● **Material for this task**
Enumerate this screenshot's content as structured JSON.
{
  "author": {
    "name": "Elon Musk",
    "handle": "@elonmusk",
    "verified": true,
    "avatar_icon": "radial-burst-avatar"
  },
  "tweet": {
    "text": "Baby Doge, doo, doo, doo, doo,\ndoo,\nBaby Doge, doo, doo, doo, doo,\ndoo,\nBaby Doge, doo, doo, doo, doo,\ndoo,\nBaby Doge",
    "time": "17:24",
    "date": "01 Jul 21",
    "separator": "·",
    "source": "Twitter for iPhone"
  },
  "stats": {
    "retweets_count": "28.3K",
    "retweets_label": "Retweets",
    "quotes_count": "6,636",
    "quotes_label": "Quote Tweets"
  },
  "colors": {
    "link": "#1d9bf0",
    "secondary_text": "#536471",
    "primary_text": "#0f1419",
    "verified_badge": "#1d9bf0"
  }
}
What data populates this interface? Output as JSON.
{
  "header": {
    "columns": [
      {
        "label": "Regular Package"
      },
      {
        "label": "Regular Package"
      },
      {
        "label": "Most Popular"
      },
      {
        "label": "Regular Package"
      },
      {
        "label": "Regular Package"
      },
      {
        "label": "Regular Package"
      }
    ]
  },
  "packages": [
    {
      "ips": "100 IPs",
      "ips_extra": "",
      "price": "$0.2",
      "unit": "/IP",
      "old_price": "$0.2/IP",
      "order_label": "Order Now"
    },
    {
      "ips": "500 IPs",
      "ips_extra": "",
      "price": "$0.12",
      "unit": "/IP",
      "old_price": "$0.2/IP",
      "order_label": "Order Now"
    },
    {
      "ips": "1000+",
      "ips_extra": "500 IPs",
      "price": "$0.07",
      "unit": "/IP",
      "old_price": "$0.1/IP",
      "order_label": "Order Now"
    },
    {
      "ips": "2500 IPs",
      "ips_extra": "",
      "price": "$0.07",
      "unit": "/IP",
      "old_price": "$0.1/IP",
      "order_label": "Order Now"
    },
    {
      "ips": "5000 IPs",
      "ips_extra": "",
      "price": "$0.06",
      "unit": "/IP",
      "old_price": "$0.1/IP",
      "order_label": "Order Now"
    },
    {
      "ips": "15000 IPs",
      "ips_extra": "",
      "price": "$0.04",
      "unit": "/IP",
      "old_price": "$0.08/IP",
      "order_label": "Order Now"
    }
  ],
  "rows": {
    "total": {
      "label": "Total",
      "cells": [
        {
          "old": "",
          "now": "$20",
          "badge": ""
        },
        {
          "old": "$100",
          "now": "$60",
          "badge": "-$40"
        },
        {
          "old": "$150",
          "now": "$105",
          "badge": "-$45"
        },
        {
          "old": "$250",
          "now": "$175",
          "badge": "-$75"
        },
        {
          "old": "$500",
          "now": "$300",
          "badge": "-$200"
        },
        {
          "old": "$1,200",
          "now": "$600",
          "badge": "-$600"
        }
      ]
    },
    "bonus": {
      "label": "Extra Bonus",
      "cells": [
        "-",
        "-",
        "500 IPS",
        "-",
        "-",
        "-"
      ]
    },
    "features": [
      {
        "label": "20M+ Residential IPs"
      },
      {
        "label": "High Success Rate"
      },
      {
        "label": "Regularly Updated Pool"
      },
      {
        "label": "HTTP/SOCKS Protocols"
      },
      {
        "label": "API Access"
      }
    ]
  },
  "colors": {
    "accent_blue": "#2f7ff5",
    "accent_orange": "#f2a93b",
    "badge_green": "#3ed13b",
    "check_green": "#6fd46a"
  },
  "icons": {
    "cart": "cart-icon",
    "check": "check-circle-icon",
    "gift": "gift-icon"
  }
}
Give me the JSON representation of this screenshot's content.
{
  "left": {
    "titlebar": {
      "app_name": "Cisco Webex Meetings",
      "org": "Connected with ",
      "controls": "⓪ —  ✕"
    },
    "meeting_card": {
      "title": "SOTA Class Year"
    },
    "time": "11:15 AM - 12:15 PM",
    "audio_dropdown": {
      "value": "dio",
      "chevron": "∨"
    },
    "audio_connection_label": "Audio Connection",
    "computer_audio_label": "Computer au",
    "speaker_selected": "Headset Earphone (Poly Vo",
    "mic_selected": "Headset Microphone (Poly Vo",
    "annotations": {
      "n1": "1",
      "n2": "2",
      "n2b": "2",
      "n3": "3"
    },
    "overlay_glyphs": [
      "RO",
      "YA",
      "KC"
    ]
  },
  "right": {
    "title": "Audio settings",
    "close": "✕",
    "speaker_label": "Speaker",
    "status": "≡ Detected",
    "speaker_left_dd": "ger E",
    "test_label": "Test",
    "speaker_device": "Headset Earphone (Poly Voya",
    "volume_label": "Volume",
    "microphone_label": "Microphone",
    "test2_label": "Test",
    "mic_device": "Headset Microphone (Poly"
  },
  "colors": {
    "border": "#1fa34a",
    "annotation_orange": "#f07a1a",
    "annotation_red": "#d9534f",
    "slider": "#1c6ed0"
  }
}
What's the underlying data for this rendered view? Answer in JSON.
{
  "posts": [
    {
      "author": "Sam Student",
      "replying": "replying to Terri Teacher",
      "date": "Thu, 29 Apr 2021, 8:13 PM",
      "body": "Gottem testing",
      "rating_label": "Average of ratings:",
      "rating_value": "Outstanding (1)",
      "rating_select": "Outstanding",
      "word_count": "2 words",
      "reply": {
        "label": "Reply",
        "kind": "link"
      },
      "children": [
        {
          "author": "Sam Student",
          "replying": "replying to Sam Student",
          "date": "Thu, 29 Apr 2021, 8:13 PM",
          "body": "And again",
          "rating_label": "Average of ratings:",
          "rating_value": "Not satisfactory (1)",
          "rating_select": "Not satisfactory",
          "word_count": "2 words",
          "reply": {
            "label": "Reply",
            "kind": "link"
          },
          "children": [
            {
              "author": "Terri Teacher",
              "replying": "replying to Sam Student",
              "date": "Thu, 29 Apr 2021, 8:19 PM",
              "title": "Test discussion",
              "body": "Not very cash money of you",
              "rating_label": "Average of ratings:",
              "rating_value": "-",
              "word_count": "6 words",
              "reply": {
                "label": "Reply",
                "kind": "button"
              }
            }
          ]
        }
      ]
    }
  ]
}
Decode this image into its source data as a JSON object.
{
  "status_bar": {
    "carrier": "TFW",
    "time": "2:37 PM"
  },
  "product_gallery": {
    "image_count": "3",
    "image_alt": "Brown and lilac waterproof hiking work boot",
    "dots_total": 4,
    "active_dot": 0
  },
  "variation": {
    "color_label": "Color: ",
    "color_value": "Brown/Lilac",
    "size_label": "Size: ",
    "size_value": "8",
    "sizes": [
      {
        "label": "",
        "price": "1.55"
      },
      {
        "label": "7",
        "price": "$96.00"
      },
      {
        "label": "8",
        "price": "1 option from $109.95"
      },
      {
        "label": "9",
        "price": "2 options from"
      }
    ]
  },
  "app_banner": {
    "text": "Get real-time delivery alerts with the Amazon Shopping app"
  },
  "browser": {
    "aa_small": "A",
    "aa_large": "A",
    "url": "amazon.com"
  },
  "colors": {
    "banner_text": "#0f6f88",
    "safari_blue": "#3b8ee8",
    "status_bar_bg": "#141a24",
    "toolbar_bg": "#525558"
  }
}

● **Your instructions**
Reproduce the full set of records precisely.

● **Task solution**
Enumerate this screenshot's content as structured JSON.
{
  "author": {
    "name": "Elon Musk",
    "handle": "@elonmusk",
    "verified": true,
    "avatar_icon": "radial-burst-avatar"
  },
  "tweet": {
    "text": "Baby Doge, doo, doo, doo, doo,\ndoo,\nBaby Doge, doo, doo, doo, doo,\ndoo,\nBaby Doge, doo, doo, doo, doo,\ndoo,\nBaby Doge",
    "time": "17:24",
    "date": "01 Jul 21",
    "separator": "·",
    "source": "Twitter for iPhone"
  },
  "stats": {
    "retweets_count": "28.3K",
    "retweets_label": "Retweets",
    "quotes_count": "6,636",
    "quotes_label": "Quote Tweets"
  },
  "colors": {
    "link": "#1d9bf0",
    "secondary_text": "#536471",
    "primary_text": "#0f1419",
    "verified_badge": "#1d9bf0"
  }
}
What data populates this interface? Output as JSON.
{
  "header": {
    "columns": [
      {
        "label": "Regular Package"
      },
      {
        "label": "Regular Package"
      },
      {
        "label": "Most Popular"
      },
      {
        "label": "Regular Package"
      },
      {
        "label": "Regular Package"
      },
      {
        "label": "Regular Package"
      }
    ]
  },
  "packages": [
    {
      "ips": "100 IPs",
      "ips_extra": "",
      "price": "$0.2",
      "unit": "/IP",
      "old_price": "$0.2/IP",
      "order_label": "Order Now"
    },
    {
      "ips": "500 IPs",
      "ips_extra": "",
      "price": "$0.12",
      "unit": "/IP",
      "old_price": "$0.2/IP",
      "order_label": "Order Now"
    },
    {
      "ips": "1000+",
      "ips_extra": "500 IPs",
      "price": "$0.07",
      "unit": "/IP",
      "old_price": "$0.1/IP",
      "order_label": "Order Now"
    },
    {
      "ips": "2500 IPs",
      "ips_extra": "",
      "price": "$0.07",
      "unit": "/IP",
      "old_price": "$0.1/IP",
      "order_label": "Order Now"
    },
    {
      "ips": "5000 IPs",
      "ips_extra": "",
      "price": "$0.06",
      "unit": "/IP",
      "old_price": "$0.1/IP",
      "order_label": "Order Now"
    },
    {
      "ips": "15000 IPs",
      "ips_extra": "",
      "price": "$0.04",
      "unit": "/IP",
      "old_price": "$0.08/IP",
      "order_label": "Order Now"
    }
  ],
  "rows": {
    "total": {
      "label": "Total",
      "cells": [
        {
          "old": "",
          "now": "$20",
          "badge": ""
        },
        {
          "old": "$100",
          "now": "$60",
          "badge": "-$40"
        },
        {
          "old": "$150",
          "now": "$105",
          "badge": "-$45"
        },
        {
          "old": "$250",
          "now": "$175",
          "badge": "-$75"
        },
        {
          "old": "$500",
          "now": "$300",
          "badge": "-$200"
        },
        {
          "old": "$1,200",
          "now": "$600",
          "badge": "-$600"
        }
      ]
    },
    "bonus": {
      "label": "Extra Bonus",
      "cells": [
        "-",
        "-",
        "500 IPS",
        "-",
        "-",
        "-"
      ]
    },
    "features": [
      {
        "label": "20M+ Residential IPs"
      },
      {
        "label": "High Success Rate"
      },
      {
        "label": "Regularly Updated Pool"
      },
      {
        "label": "HTTP/SOCKS Protocols"
      },
      {
        "label": "API Access"
      }
    ]
  },
  "colors": {
    "accent_blue": "#2f7ff5",
    "accent_orange": "#f2a93b",
    "badge_green": "#3ed13b",
    "check_green": "#6fd46a"
  },
  "icons": {
    "cart": "cart-icon",
    "check": "check-circle-icon",
    "gift": "gift-icon"
  }
}
Give me the JSON representation of this screenshot's content.
{
  "left": {
    "titlebar": {
      "app_name": "Cisco Webex Meetings",
      "org": "Connected with ",
      "controls": "⓪ —  ✕"
    },
    "meeting_card": {
      "title": "SOTA Class Year"
    },
    "time": "11:15 AM - 12:15 PM",
    "audio_dropdown": {
      "value": "dio",
      "chevron": "∨"
    },
    "audio_connection_label": "Audio Connection",
    "computer_audio_label": "Computer au",
    "speaker_selected": "Headset Earphone (Poly Vo",
    "mic_selected": "Headset Microphone (Poly Vo",
    "annotations": {
      "n1": "1",
      "n2": "2",
      "n2b": "2",
      "n3": "3"
    },
    "overlay_glyphs": [
      "RO",
      "YA",
      "KC"
    ]
  },
  "right": {
    "title": "Audio settings",
    "close": "✕",
    "speaker_label": "Speaker",
    "status": "≡ Detected",
    "speaker_left_dd": "ger E",
    "test_label": "Test",
    "speaker_device": "Headset Earphone (Poly Voya",
    "volume_label": "Volume",
    "microphone_label": "Microphone",
    "test2_label": "Test",
    "mic_device": "Headset Microphone (Poly"
  },
  "colors": {
    "border": "#1fa34a",
    "annotation_orange": "#f07a1a",
    "annotation_red": "#d9534f",
    "slider": "#1c6ed0"
  }
}
What's the underlying data for this rendered view? Answer in JSON.
{
  "posts": [
    {
      "author": "Sam Student",
      "replying": "replying to Terri Teacher",
      "date": "Thu, 29 Apr 2021, 8:13 PM",
      "body": "Gottem testing",
      "rating_label": "Average of ratings:",
      "rating_value": "Outstanding (1)",
      "rating_select": "Outstanding",
      "word_count": "2 words",
      "reply": {
        "label": "Reply",
        "kind": "link"
      },
      "children": [
        {
          "author": "Sam Student",
          "replying": "replying to Sam Student",
          "date": "Thu, 29 Apr 2021, 8:13 PM",
          "body": "And again",
          "rating_label": "Average of ratings:",
          "rating_value": "Not satisfactory (1)",
          "rating_select": "Not satisfactory",
          "word_count": "2 words",
          "reply": {
            "label": "Reply",
            "kind": "link"
          },
          "children": [
            {
              "author": "Terri Teacher",
              "replying": "replying to Sam Student",
              "date": "Thu, 29 Apr 2021, 8:19 PM",
              "title": "Test discussion",
              "body": "Not very cash money of you",
              "rating_label": "Average of ratings:",
              "rating_value": "-",
              "word_count": "6 words",
              "reply": {
                "label": "Reply",
                "kind": "button"
              }
            }
          ]
        }
      ]
    }
  ]
}
Decode this image into its source data as a JSON object.
{
  "status_bar": {
    "carrier": "TFW",
    "time": "2:37 PM"
  },
  "product_gallery": {
    "image_count": "3",
    "image_alt": "Brown and lilac waterproof hiking work boot",
    "dots_total": 4,
    "active_dot": 0
  },
  "variation": {
    "color_label": "Color: ",
    "color_value": "Brown/Lilac",
    "size_label": "Size: ",
    "size_value": "8",
    "sizes": [
      {
        "label": "",
        "price": "1.55"
      },
      {
        "label": "7",
        "price": "$96.00"
      },
      {
        "label": "8",
        "price": "1 option from $109.95"
      },
      {
        "label": "9",
        "price": "2 options from"
      }
    ]
  },
  "app_banner": {
    "text": "Get real-time delivery alerts with the Amazon Shopping app"
  },
  "browser": {
    "aa_small": "A",
    "aa_large": "A",
    "url": "amazon.com"
  },
  "colors": {
    "banner_text": "#0f6f88",
    "safari_blue": "#3b8ee8",
    "status_bar_bg": "#141a24",
    "toolbar_bg": "#525558"
  }
}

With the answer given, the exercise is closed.